# [What you are asked to do]
Repeat, exactly and in full, the lines of the listing below, but without any pictures.

# [Dataset items]
=-=-=
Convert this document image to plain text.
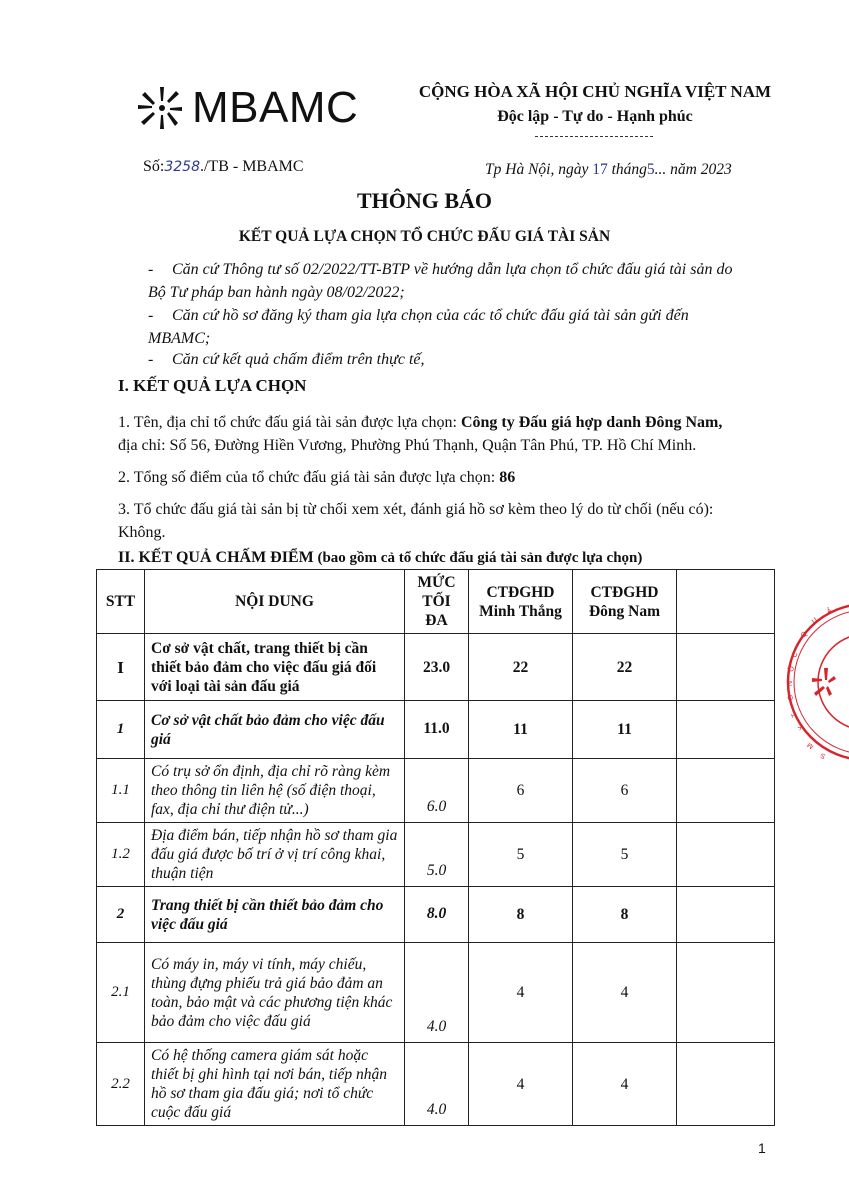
MBAMC	CỘNG HÒA XÃ HỘI CHỦ NGHĨA VIỆT NAM
Độc lập - Tự do - Hạnh phúc
Số:3258./TB - MBAMC	Tp Hà Nội, ngày 17 tháng5... năm 2023
THÔNG BÁO
KẾT QUẢ LỰA CHỌN TỔ CHỨC ĐẤU GIÁ TÀI SẢN
-	Căn cứ Thông tư số 02/2022/TT-BTP về hướng dẫn lựa chọn tổ chức đấu giá tài sản do
Bộ Tư pháp ban hành ngày 08/02/2022;
-	Căn cứ hồ sơ đăng ký tham gia lựa chọn của các tổ chức đấu giá tài sản gửi đến
MBAMC;
-	Căn cứ kết quả chấm điểm trên thực tế,
I. KẾT QUẢ LỰA CHỌN
1. Tên, địa chỉ tổ chức đấu giá tài sản được lựa chọn: Công ty Đấu giá hợp danh Đông Nam,
địa chỉ: Số 56, Đường Hiền Vương, Phường Phú Thạnh, Quận Tân Phú, TP. Hồ Chí Minh.
2. Tổng số điểm của tổ chức đấu giá tài sản được lựa chọn: 86
3. Tổ chức đấu giá tài sản bị từ chối xem xét, đánh giá hồ sơ kèm theo lý do từ chối (nếu có):
Không.
II. KẾT QUẢ CHẤM ĐIỂM (bao gồm cả tổ chức đấu giá tài sản được lựa chọn)
STT	NỘI DUNG	MỨC TỐI ĐA	CTĐGHD Minh Thắng	CTĐGHD Đông Nam	
I	Cơ sở vật chất, trang thiết bị cần thiết bảo đảm cho việc đấu giá đối với loại tài sản đấu giá	23.0	22	22	
1	Cơ sở vật chất bảo đảm cho việc đấu giá	11.0	11	11	
1.1	Có trụ sở ổn định, địa chỉ rõ ràng kèm theo thông tin liên hệ (số điện thoại, fax, địa chỉ thư điện tử...)	6.0	6	6	
1.2	Địa điểm bán, tiếp nhận hồ sơ tham gia đấu giá được bố trí ở vị trí công khai, thuận tiện	5.0	5	5	
2	Trang thiết bị cần thiết bảo đảm cho việc đấu giá	8.0	8	8	
2.1	Có máy in, máy vi tính, máy chiếu, thùng đựng phiếu trả giá bảo đảm an toàn, bảo mật và các phương tiện khác bảo đảm cho việc đấu giá	4.0	4	4	
2.2	Có hệ thống camera giám sát hoặc thiết bị ghi hình tại nơi bán, tiếp nhận hồ sơ tham gia đấu giá; nơi tổ chức cuộc đấu giá	4.0	4	4	
C
Ô
N
G
T
Y
Q
U
Ả
M
S
1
=-=-=
# [Solution to this problem]
Convert this document image to plain text.
MBAMC	CỘNG HÒA XÃ HỘI CHỦ NGHĨA VIỆT NAM
Độc lập - Tự do - Hạnh phúc
Số:3258./TB - MBAMC	Tp Hà Nội, ngày 17 tháng5... năm 2023
THÔNG BÁO
KẾT QUẢ LỰA CHỌN TỔ CHỨC ĐẤU GIÁ TÀI SẢN
-	Căn cứ Thông tư số 02/2022/TT-BTP về hướng dẫn lựa chọn tổ chức đấu giá tài sản do
Bộ Tư pháp ban hành ngày 08/02/2022;
-	Căn cứ hồ sơ đăng ký tham gia lựa chọn của các tổ chức đấu giá tài sản gửi đến
MBAMC;
-	Căn cứ kết quả chấm điểm trên thực tế,
I. KẾT QUẢ LỰA CHỌN
1. Tên, địa chỉ tổ chức đấu giá tài sản được lựa chọn: Công ty Đấu giá hợp danh Đông Nam,
địa chỉ: Số 56, Đường Hiền Vương, Phường Phú Thạnh, Quận Tân Phú, TP. Hồ Chí Minh.
2. Tổng số điểm của tổ chức đấu giá tài sản được lựa chọn: 86
3. Tổ chức đấu giá tài sản bị từ chối xem xét, đánh giá hồ sơ kèm theo lý do từ chối (nếu có):
Không.
II. KẾT QUẢ CHẤM ĐIỂM (bao gồm cả tổ chức đấu giá tài sản được lựa chọn)
STT	NỘI DUNG	MỨC TỐI ĐA	CTĐGHD Minh Thắng	CTĐGHD Đông Nam	
I	Cơ sở vật chất, trang thiết bị cần thiết bảo đảm cho việc đấu giá đối với loại tài sản đấu giá	23.0	22	22	
1	Cơ sở vật chất bảo đảm cho việc đấu giá	11.0	11	11	
1.1	Có trụ sở ổn định, địa chỉ rõ ràng kèm theo thông tin liên hệ (số điện thoại, fax, địa chỉ thư điện tử...)	6.0	6	6	
1.2	Địa điểm bán, tiếp nhận hồ sơ tham gia đấu giá được bố trí ở vị trí công khai, thuận tiện	5.0	5	5	
2	Trang thiết bị cần thiết bảo đảm cho việc đấu giá	8.0	8	8	
2.1	Có máy in, máy vi tính, máy chiếu, thùng đựng phiếu trả giá bảo đảm an toàn, bảo mật và các phương tiện khác bảo đảm cho việc đấu giá	4.0	4	4	
2.2	Có hệ thống camera giám sát hoặc thiết bị ghi hình tại nơi bán, tiếp nhận hồ sơ tham gia đấu giá; nơi tổ chức cuộc đấu giá	4.0	4	4	
C
Ô
N
G
T
Y
Q
U
Ả
M
S
1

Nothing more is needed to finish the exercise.